▶ [What to work on] Collect each line of the entries that holds the string "JSON".

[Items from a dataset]
╭──
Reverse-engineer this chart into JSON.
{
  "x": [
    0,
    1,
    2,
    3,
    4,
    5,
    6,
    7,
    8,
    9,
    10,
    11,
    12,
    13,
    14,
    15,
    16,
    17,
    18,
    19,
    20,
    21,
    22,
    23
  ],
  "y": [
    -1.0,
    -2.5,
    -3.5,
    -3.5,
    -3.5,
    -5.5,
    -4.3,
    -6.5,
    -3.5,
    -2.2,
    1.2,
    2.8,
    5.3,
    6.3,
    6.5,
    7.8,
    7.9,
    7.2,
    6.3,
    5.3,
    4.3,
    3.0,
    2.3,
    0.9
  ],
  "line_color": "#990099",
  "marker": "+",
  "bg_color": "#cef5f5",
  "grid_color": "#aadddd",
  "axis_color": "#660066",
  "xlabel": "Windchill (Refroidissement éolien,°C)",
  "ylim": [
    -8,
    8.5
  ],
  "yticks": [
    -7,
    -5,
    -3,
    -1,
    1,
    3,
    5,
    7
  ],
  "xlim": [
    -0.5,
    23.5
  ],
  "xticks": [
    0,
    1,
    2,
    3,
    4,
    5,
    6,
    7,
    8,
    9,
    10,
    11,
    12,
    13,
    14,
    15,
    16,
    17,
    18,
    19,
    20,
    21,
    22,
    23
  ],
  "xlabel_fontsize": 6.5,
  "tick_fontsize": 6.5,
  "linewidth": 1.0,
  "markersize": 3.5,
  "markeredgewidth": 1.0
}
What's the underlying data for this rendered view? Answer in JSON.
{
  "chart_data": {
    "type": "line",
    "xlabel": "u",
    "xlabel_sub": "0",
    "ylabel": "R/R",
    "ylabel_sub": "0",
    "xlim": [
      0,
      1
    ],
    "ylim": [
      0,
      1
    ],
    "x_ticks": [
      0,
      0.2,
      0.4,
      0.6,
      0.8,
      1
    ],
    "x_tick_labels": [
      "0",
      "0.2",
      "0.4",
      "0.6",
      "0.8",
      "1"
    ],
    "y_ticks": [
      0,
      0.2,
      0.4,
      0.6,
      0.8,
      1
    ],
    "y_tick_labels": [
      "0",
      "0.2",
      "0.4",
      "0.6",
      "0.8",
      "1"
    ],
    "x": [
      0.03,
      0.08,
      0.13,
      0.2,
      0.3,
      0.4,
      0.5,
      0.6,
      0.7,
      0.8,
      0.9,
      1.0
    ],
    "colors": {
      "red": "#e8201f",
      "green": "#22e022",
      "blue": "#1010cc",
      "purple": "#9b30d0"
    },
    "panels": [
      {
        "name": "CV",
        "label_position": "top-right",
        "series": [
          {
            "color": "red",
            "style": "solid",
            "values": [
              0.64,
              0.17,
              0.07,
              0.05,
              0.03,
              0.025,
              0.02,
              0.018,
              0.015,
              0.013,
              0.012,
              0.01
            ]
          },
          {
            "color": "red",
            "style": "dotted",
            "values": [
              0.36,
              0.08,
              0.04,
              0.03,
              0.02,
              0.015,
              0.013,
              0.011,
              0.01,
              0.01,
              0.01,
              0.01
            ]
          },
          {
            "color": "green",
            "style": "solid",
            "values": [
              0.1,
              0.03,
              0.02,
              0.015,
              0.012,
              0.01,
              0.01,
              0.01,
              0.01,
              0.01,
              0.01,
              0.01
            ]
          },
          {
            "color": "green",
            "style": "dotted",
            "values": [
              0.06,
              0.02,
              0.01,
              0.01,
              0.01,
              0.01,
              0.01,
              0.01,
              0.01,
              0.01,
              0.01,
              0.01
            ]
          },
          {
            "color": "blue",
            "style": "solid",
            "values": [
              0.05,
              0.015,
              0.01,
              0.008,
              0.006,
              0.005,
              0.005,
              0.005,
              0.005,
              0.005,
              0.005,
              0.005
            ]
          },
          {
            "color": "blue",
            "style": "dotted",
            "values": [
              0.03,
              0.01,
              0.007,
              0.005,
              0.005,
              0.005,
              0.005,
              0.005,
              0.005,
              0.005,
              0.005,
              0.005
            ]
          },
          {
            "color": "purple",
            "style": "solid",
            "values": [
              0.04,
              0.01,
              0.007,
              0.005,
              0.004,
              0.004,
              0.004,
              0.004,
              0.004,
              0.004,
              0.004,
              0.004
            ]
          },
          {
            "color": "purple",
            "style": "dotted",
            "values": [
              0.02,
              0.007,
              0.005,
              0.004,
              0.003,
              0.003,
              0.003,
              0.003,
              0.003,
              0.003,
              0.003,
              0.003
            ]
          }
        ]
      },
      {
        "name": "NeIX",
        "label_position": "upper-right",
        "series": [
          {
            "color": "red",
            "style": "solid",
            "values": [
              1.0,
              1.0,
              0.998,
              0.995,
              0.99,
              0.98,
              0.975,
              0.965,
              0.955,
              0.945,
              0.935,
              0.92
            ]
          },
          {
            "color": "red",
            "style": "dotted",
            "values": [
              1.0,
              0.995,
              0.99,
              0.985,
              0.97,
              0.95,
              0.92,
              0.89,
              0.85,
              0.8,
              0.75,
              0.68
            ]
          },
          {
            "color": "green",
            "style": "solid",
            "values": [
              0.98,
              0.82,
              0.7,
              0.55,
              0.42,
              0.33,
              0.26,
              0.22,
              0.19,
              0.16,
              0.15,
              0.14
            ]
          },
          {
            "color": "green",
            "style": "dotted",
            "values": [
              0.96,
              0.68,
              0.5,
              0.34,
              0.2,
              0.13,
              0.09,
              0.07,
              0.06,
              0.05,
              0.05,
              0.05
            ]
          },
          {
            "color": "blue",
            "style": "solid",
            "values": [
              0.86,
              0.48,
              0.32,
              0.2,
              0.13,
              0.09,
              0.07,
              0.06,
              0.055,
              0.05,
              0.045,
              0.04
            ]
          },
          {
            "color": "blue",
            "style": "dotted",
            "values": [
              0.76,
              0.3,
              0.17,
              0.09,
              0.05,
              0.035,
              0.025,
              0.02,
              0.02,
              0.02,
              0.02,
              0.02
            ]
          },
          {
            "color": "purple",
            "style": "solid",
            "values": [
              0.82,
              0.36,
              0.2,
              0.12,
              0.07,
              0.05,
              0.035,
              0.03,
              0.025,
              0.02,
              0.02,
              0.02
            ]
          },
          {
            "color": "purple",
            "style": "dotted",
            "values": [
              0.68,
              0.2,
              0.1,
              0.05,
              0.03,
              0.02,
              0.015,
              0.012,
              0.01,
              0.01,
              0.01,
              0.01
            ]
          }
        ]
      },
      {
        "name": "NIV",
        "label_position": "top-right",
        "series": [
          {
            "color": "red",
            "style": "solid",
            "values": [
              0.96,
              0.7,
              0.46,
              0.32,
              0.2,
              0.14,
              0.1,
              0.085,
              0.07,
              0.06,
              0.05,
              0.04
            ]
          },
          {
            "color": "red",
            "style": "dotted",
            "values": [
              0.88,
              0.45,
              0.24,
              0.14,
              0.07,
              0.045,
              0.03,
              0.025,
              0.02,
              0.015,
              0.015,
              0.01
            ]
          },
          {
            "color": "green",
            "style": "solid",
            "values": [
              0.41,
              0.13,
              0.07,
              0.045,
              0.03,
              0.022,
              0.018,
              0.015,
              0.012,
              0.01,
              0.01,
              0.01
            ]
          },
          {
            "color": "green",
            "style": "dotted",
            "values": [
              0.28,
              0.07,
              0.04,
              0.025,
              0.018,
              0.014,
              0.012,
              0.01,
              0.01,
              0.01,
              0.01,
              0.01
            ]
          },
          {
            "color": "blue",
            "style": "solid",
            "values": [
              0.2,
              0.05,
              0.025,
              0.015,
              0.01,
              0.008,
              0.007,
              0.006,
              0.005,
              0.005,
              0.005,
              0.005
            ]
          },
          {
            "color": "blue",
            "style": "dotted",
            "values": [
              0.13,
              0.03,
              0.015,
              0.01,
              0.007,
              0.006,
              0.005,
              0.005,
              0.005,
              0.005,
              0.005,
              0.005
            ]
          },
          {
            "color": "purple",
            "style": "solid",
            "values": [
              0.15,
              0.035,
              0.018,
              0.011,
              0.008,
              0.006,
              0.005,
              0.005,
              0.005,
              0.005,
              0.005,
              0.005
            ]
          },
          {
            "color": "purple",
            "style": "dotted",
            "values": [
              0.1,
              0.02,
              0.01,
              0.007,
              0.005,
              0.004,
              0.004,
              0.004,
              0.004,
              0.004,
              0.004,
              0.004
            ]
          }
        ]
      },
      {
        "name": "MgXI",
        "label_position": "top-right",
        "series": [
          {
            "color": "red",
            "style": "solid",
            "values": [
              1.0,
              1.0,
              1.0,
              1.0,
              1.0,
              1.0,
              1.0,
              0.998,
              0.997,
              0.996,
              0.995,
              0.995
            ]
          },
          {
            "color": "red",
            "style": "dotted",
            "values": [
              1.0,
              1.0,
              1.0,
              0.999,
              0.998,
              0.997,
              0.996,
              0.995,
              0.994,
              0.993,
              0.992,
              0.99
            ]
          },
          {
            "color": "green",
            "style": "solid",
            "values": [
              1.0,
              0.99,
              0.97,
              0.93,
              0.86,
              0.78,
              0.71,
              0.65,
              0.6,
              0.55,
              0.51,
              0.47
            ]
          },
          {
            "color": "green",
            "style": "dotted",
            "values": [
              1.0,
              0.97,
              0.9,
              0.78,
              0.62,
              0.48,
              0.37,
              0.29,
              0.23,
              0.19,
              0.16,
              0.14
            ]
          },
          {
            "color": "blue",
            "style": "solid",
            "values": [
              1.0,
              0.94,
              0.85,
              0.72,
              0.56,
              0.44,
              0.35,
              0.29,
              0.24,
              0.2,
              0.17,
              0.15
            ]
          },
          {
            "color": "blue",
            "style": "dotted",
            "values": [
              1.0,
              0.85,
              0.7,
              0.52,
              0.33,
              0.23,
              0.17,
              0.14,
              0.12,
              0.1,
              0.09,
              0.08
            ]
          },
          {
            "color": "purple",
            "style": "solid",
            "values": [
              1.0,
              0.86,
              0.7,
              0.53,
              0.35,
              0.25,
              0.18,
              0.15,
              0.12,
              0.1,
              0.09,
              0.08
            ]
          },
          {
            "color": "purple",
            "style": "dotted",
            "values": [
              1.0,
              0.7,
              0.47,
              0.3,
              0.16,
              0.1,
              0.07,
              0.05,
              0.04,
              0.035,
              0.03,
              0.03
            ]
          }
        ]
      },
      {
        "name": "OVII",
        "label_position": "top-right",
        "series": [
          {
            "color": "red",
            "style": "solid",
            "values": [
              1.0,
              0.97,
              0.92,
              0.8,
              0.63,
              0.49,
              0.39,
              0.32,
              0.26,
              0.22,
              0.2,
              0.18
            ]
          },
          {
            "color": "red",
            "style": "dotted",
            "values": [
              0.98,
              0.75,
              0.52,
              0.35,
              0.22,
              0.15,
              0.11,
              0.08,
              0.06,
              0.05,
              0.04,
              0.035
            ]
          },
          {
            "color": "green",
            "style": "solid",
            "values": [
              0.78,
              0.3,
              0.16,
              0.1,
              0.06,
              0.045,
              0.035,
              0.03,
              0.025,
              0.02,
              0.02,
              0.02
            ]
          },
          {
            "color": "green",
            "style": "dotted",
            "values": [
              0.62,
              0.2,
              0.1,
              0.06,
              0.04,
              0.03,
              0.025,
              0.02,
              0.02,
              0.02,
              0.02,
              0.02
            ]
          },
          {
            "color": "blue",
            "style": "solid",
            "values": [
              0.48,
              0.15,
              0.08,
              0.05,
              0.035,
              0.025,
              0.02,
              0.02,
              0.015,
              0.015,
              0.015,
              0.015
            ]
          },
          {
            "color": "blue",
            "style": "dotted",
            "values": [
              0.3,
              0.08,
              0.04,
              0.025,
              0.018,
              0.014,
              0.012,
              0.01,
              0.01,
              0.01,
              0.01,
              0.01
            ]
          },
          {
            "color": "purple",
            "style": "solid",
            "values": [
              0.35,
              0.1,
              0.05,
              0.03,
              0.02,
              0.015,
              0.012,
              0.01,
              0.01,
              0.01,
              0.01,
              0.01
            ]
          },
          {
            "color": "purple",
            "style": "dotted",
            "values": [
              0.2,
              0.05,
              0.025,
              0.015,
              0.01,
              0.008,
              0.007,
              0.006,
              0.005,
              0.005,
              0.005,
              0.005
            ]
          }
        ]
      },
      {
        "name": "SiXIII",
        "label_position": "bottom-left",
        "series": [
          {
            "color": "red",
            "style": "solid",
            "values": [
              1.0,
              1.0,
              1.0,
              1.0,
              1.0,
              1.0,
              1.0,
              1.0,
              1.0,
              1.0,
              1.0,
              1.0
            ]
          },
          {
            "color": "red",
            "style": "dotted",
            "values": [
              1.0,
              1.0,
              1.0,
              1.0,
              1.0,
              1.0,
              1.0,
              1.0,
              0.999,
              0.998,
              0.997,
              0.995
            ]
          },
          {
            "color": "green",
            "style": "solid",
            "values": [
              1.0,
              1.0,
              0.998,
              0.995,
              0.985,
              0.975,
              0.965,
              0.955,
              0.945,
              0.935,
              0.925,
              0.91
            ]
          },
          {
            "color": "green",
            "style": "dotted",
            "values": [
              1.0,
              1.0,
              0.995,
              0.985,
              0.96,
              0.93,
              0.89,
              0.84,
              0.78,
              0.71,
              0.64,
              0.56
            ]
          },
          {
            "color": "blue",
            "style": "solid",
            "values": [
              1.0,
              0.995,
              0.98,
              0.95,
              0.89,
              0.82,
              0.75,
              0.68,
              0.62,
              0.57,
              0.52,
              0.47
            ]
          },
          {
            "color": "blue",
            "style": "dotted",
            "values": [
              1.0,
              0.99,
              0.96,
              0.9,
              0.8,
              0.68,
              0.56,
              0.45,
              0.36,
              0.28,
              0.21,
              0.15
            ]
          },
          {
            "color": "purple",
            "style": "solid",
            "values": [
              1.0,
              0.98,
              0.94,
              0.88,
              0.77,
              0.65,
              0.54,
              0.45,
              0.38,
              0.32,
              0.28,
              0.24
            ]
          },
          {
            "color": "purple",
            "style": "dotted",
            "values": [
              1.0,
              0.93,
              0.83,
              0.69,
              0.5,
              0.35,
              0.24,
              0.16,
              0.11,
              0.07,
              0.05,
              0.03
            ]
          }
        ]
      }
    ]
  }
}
╰──
▶ [Answer below]
Reverse-engineer this chart into JSON.
What's the underlying data for this rendered view? Answer in JSON.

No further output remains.